Page text:
When we look into a mirror, we see an image of ourselves. Jesus is the mirror image of God.

Jesus is the image of the invisible God (Col 1:15) Jesus reflects the glory of God and bears the true likeness of his character (Heb 1:3.) No one has seen God… Jesus, God’s own Son, has made God visible to us. (John 1:18).

Jesus enabled man to see God in a new way Colossians 1:15).  We don’t get a full grasp of Him here on earth. For now we see in a mirror dimly, but then face to face; now I know in part, but then I will know fully just as I also have been fully known. (1Cor 13:12) The Light of Christ removes the clouds  from the face of God and as we mature in our faith we see clearer and better.

Barbara Brown Taylor write of how the perfect mirror is Jesus revealing our true selves.

Jesus was not brought down by atheism and anarchy. He was brought down by law and order allied with religion, which is always a deadly mix. Beware those who claim to know the mind of God and are prepared to use force, if necessary, to make others conform. Beware those who cannot tell God’s will from their own. Temple police are always a bad sign. When chaplains start wearing guns and hanging out at the sheriff’s office, watch out. Someone is about to have no king but Caesar.

This is a story that can happen anywhere at anytime, and we are as likely to be the perpetrators as the victims. I doubt that many of us will end up playing Annas, Caiaphas or Pilate, however. They may have been the ones who gave Jesus the death sentence, but a large part of him had already died before they ever got to him – the part Judas killed off, then Peter, then all those who fled. Those are the roles with our names on them – not the enemies but the friends.

Whenever someone famous gets in trouble, that is one of the first things the press focuses on. What do his friends do? Do they support him or do they tell reporters that, unfortunately, they had seen trouble coming for some time? One of the worst things a friend can say is what Peter said. We weren’t friends, exactly. Acquaintances might be a better word. Actually, we just worked together. For the same company, I mean. Not together, just near each other. My desk was near his. I really don’t know him at all.

Data block:
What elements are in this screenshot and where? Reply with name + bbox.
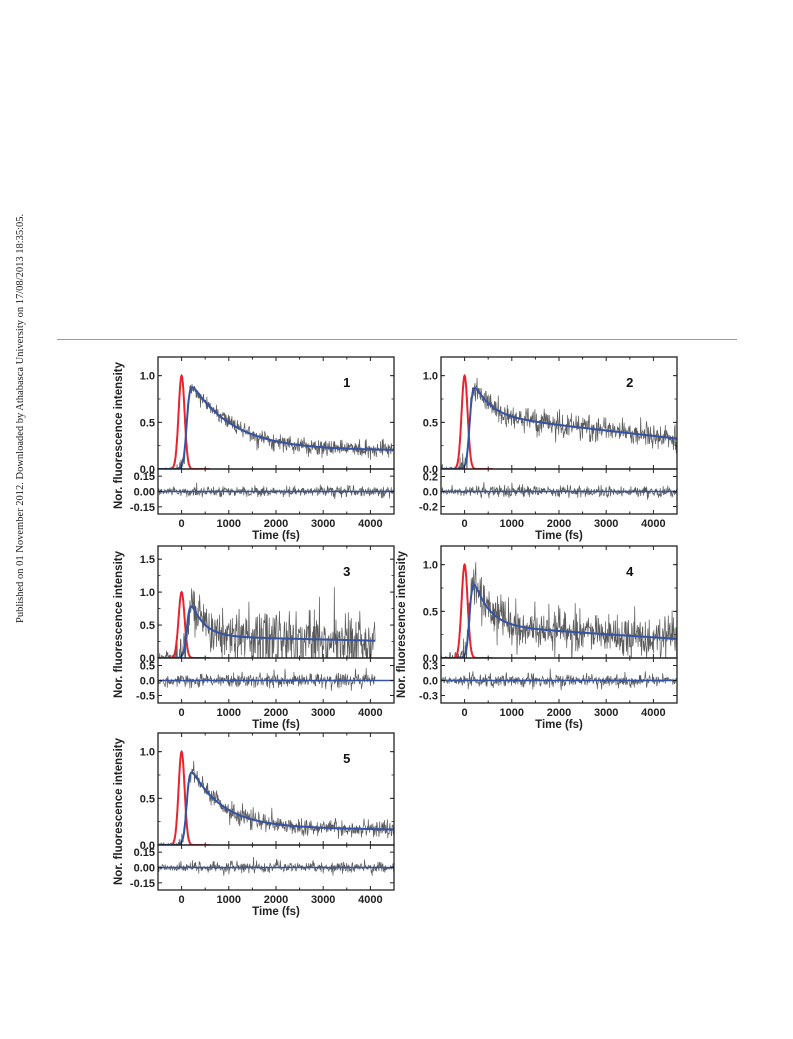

Challenges:
A) According to the page text, what brought Jesus down?
B) Please set down, word for word, the part of the page text from "When we look" up to and including "our true selves.".

Exercise answers:
A) Law and order allied with religion.

B)
When we look into a mirror, we see an image of ourselves. Jesus is the mirror image of God.

Jesus is the image of the invisible God (Col 1:15) Jesus reflects the glory of God and bears the true likeness of his character (Heb 1:3.) No one has seen God… Jesus, God’s own Son, has made God visible to us. (John 1:18).

Jesus enabled man to see God in a new way Colossians 1:15).  We don’t get a full grasp of Him here on earth. For now we see in a mirror dimly, but then face to face; now I know in part, but then I will know fully just as I also have been fully known. (1Cor 13:12) The Light of Christ removes the clouds  from the face of God and as we mature in our faith we see clearer and better.

Barbara Brown Taylor write of how the perfect mirror is Jesus revealing our true selves.